● **Your task**
Exactly as written, retype the listing below, omitting the pictures.

● **Dataset content**
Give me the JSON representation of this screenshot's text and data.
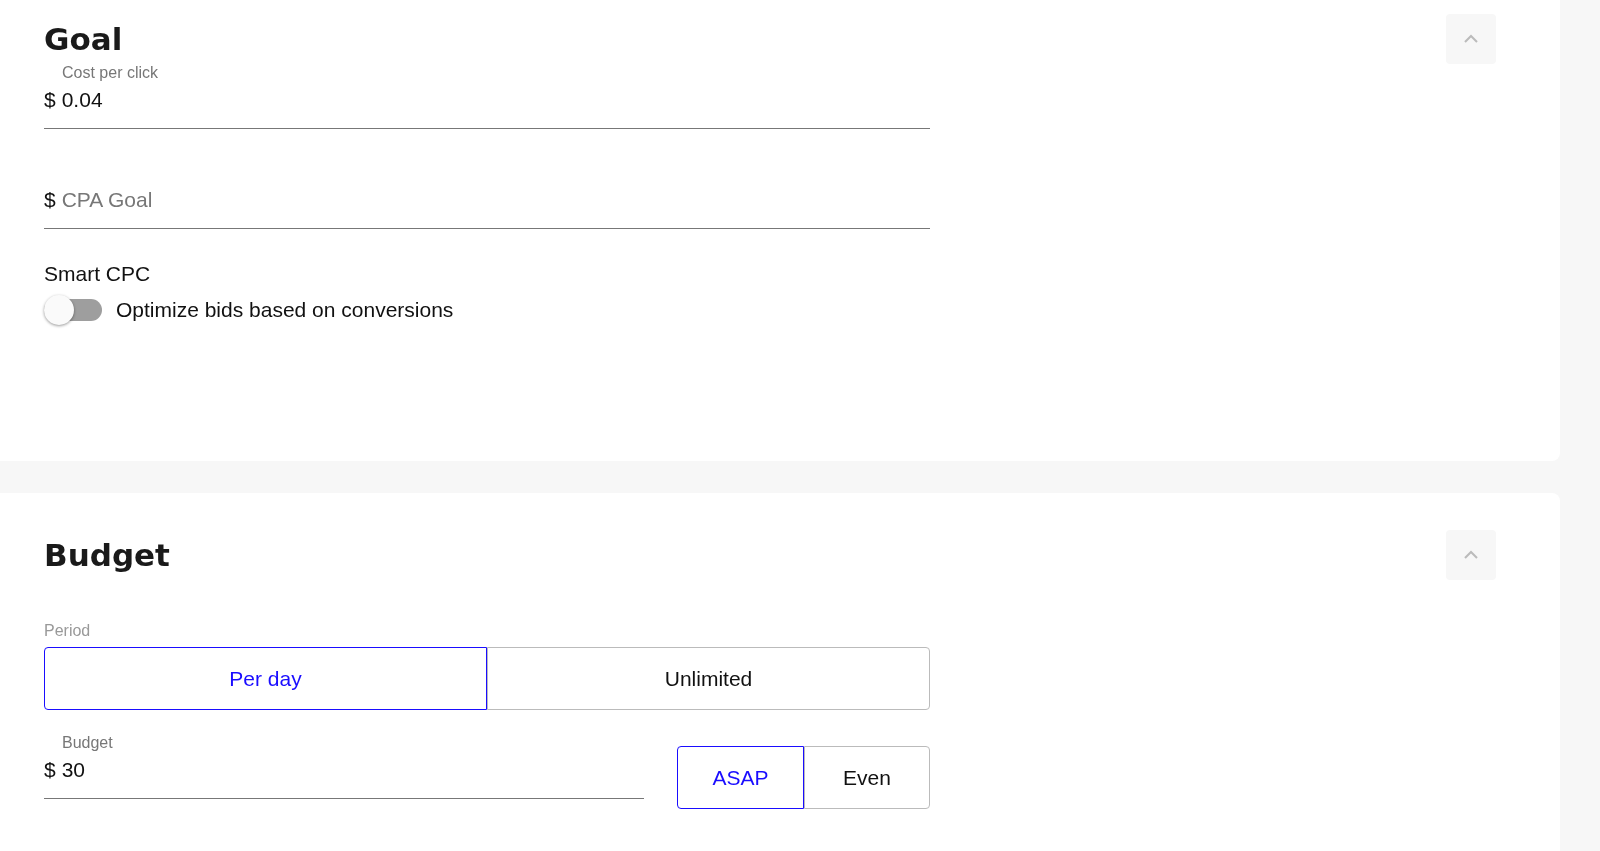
{
  "sections": [
    {
      "title": "Goal",
      "expanded": true,
      "content": [
        {
          "kind": "field",
          "label": "Cost per click",
          "prefix": "$",
          "value": "0.04"
        },
        {
          "kind": "field",
          "prefix": "$",
          "placeholder": "CPA Goal"
        },
        {
          "kind": "toggle",
          "label": "Smart CPC",
          "text": "Optimize bids based on conversions",
          "on": false
        }
      ]
    },
    {
      "title": "Budget",
      "expanded": true,
      "content": [
        {
          "kind": "segmented",
          "label": "Period",
          "options": [
            {
              "label": "Per day",
              "selected": true
            },
            {
              "label": "Unlimited",
              "selected": false
            }
          ]
        },
        {
          "kind": "field_with_segmented",
          "label": "Budget",
          "prefix": "$",
          "value": "30",
          "options": [
            {
              "label": "ASAP",
              "selected": true
            },
            {
              "label": "Even",
              "selected": false
            }
          ]
        }
      ]
    }
  ]
}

● **Output below**
Give me the JSON representation of this screenshot's text and data.
{
  "sections": [
    {
      "title": "Goal",
      "expanded": true,
      "content": [
        {
          "kind": "field",
          "label": "Cost per click",
          "prefix": "$",
          "value": "0.04"
        },
        {
          "kind": "field",
          "prefix": "$",
          "placeholder": "CPA Goal"
        },
        {
          "kind": "toggle",
          "label": "Smart CPC",
          "text": "Optimize bids based on conversions",
          "on": false
        }
      ]
    },
    {
      "title": "Budget",
      "expanded": true,
      "content": [
        {
          "kind": "segmented",
          "label": "Period",
          "options": [
            {
              "label": "Per day",
              "selected": true
            },
            {
              "label": "Unlimited",
              "selected": false
            }
          ]
        },
        {
          "kind": "field_with_segmented",
          "label": "Budget",
          "prefix": "$",
          "value": "30",
          "options": [
            {
              "label": "ASAP",
              "selected": true
            },
            {
              "label": "Even",
              "selected": false
            }
          ]
        }
      ]
    }
  ]
}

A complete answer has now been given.